GIVEN INSTRUCTION = Render every entry verbatim.

Some records =
****

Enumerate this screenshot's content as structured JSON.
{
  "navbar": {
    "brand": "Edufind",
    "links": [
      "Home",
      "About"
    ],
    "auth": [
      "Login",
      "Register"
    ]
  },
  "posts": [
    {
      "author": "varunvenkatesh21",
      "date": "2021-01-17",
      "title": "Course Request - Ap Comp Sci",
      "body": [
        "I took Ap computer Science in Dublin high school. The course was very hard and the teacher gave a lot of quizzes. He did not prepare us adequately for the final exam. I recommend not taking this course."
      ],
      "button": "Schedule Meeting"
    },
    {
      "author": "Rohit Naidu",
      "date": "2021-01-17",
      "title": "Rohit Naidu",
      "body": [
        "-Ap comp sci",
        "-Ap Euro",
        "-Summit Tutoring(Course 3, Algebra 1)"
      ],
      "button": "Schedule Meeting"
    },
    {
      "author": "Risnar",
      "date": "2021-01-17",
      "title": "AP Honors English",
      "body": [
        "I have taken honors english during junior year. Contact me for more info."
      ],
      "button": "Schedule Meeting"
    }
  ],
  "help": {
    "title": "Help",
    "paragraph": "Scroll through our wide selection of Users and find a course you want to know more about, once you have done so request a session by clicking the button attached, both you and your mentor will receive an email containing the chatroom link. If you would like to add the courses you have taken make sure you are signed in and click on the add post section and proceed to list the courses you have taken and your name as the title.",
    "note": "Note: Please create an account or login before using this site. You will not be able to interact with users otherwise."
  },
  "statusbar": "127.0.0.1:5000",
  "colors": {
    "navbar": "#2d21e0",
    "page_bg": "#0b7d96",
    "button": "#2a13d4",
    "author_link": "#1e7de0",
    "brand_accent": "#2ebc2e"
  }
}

****

RESPONSE TO THIS EXERCISE =
Enumerate this screenshot's content as structured JSON.
{
  "navbar": {
    "brand": "Edufind",
    "links": [
      "Home",
      "About"
    ],
    "auth": [
      "Login",
      "Register"
    ]
  },
  "posts": [
    {
      "author": "varunvenkatesh21",
      "date": "2021-01-17",
      "title": "Course Request - Ap Comp Sci",
      "body": [
        "I took Ap computer Science in Dublin high school. The course was very hard and the teacher gave a lot of quizzes. He did not prepare us adequately for the final exam. I recommend not taking this course."
      ],
      "button": "Schedule Meeting"
    },
    {
      "author": "Rohit Naidu",
      "date": "2021-01-17",
      "title": "Rohit Naidu",
      "body": [
        "-Ap comp sci",
        "-Ap Euro",
        "-Summit Tutoring(Course 3, Algebra 1)"
      ],
      "button": "Schedule Meeting"
    },
    {
      "author": "Risnar",
      "date": "2021-01-17",
      "title": "AP Honors English",
      "body": [
        "I have taken honors english during junior year. Contact me for more info."
      ],
      "button": "Schedule Meeting"
    }
  ],
  "help": {
    "title": "Help",
    "paragraph": "Scroll through our wide selection of Users and find a course you want to know more about, once you have done so request a session by clicking the button attached, both you and your mentor will receive an email containing the chatroom link. If you would like to add the courses you have taken make sure you are signed in and click on the add post section and proceed to list the courses you have taken and your name as the title.",
    "note": "Note: Please create an account or login before using this site. You will not be able to interact with users otherwise."
  },
  "statusbar": "127.0.0.1:5000",
  "colors": {
    "navbar": "#2d21e0",
    "page_bg": "#0b7d96",
    "button": "#2a13d4",
    "author_link": "#1e7de0",
    "brand_accent": "#2ebc2e"
  }
}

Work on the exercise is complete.